YOUR INSTRUCTIONS:
Copy each line below that contains "JSON".

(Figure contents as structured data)
• • • • •

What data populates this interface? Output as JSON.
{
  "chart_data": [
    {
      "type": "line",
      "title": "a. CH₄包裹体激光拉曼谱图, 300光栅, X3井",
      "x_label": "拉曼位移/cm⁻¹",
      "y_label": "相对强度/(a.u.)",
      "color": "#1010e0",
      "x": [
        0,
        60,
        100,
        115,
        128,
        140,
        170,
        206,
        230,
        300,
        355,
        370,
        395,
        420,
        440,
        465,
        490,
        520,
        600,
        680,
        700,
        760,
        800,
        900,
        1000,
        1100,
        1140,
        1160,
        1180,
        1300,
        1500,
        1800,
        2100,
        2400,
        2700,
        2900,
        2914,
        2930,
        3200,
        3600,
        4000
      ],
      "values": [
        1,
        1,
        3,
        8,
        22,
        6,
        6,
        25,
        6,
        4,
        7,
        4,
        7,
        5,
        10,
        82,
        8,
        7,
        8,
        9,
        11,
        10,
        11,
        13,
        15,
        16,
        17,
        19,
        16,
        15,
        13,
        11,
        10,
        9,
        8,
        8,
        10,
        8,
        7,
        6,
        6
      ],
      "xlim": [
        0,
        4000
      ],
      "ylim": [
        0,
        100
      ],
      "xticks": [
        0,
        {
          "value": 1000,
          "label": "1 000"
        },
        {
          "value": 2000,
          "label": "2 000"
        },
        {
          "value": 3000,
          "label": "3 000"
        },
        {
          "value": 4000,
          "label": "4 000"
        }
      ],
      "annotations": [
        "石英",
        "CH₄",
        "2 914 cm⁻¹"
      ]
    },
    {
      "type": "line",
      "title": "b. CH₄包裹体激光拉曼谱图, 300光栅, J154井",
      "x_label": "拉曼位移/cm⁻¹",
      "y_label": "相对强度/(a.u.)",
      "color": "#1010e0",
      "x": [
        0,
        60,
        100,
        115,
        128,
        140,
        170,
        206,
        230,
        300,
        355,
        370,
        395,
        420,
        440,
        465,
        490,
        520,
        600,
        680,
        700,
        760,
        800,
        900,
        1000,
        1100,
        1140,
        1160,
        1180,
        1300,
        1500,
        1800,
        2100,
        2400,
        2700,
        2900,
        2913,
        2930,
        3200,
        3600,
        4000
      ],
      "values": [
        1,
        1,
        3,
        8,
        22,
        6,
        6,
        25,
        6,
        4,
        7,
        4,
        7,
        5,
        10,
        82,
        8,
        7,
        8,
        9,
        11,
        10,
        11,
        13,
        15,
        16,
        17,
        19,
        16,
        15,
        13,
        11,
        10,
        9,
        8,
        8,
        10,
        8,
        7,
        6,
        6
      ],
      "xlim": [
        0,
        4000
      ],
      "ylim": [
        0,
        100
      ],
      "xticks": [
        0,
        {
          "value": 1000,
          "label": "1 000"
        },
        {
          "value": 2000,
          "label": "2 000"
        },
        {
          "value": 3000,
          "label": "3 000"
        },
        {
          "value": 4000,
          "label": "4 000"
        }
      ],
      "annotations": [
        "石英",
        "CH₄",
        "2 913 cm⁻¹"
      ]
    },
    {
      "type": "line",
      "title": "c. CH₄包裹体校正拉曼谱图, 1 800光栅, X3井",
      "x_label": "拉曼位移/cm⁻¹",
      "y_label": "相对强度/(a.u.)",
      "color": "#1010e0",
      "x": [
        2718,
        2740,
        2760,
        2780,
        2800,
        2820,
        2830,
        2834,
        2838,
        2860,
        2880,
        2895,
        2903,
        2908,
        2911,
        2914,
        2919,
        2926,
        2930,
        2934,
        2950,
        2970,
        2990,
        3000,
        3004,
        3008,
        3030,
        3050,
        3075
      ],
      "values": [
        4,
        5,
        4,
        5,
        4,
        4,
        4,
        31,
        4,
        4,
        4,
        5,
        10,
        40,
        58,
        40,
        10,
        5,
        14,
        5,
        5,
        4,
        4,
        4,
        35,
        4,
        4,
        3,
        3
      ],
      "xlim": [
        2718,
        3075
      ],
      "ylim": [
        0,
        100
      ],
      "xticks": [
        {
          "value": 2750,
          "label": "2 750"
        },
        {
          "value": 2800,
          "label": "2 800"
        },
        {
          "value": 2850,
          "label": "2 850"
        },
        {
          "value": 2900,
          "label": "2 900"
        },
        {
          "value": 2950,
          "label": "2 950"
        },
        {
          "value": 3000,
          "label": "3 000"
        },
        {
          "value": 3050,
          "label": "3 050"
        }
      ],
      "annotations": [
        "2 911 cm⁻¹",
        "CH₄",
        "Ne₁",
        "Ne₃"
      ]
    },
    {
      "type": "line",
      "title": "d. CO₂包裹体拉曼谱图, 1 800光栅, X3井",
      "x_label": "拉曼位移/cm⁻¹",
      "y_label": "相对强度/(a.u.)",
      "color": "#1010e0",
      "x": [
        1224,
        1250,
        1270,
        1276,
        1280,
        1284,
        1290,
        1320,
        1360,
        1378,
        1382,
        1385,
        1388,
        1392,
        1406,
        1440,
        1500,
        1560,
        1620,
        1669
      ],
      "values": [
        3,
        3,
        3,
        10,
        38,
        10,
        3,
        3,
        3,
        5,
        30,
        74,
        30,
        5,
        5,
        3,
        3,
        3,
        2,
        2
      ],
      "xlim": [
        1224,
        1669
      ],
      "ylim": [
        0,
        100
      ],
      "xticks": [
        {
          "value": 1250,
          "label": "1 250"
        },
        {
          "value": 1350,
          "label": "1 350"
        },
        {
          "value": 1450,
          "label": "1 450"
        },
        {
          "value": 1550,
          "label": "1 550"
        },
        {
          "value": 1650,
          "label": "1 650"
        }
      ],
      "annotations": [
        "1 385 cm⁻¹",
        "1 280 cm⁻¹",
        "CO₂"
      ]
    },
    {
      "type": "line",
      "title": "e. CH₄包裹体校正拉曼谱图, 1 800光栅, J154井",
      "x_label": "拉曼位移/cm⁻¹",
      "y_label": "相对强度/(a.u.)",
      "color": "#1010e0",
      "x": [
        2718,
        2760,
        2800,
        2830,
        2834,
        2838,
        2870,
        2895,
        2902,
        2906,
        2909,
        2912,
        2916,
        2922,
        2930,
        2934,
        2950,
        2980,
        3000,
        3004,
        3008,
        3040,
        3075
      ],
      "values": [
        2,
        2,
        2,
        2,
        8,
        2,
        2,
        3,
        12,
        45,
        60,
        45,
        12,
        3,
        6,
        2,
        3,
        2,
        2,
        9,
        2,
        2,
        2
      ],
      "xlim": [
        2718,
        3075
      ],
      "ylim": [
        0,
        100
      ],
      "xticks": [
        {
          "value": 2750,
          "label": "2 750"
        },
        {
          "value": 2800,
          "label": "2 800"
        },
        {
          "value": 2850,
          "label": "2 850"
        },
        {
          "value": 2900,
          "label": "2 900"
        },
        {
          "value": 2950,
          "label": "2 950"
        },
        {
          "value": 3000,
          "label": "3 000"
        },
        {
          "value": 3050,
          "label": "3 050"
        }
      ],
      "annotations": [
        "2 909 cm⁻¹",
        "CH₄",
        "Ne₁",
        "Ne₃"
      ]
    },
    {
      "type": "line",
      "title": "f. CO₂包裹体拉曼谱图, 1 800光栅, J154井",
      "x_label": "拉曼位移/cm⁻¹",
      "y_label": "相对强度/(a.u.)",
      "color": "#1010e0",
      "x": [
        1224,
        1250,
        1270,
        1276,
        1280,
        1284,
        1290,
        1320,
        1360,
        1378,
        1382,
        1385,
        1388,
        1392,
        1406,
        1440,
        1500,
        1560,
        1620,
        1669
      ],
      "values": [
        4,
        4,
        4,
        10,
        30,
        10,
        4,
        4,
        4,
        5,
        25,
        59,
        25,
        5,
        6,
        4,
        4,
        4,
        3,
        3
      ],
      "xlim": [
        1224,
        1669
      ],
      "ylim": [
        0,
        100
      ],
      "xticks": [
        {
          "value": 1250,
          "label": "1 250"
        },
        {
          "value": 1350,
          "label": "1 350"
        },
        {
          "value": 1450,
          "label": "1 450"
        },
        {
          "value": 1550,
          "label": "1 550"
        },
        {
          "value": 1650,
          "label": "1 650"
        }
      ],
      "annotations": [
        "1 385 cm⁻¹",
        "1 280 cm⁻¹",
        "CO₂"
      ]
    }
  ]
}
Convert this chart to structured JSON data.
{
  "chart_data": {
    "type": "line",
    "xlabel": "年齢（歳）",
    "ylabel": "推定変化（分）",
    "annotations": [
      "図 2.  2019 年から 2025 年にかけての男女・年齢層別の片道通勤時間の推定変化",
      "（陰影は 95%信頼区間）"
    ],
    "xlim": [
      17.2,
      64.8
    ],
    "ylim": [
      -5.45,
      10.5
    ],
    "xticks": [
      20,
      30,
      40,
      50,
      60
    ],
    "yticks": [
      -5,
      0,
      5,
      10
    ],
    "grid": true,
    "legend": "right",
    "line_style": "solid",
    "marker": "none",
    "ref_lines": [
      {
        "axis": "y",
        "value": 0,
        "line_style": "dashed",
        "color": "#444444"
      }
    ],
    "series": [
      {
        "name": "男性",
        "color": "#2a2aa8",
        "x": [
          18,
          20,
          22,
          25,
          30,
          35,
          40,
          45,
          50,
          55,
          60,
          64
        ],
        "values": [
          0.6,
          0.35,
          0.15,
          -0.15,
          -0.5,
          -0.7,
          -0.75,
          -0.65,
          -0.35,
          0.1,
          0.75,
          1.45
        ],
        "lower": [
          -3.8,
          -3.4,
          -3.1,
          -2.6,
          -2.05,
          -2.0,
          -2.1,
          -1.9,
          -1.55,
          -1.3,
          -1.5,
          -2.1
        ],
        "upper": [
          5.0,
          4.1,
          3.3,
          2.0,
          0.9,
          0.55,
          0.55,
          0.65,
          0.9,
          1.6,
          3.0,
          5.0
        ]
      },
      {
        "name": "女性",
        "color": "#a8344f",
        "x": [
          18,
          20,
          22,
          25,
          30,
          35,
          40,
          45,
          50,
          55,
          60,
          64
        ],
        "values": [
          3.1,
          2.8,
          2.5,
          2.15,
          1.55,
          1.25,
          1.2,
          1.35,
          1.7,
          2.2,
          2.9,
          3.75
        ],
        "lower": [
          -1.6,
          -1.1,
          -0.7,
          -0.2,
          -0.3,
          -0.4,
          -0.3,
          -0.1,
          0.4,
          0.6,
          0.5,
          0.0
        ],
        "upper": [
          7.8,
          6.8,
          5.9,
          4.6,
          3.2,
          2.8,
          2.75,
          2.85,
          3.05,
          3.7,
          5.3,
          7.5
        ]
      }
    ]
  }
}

• • • • •

RESULT FOR THIS TASK:
What data populates this interface? Output as JSON.
Convert this chart to structured JSON data.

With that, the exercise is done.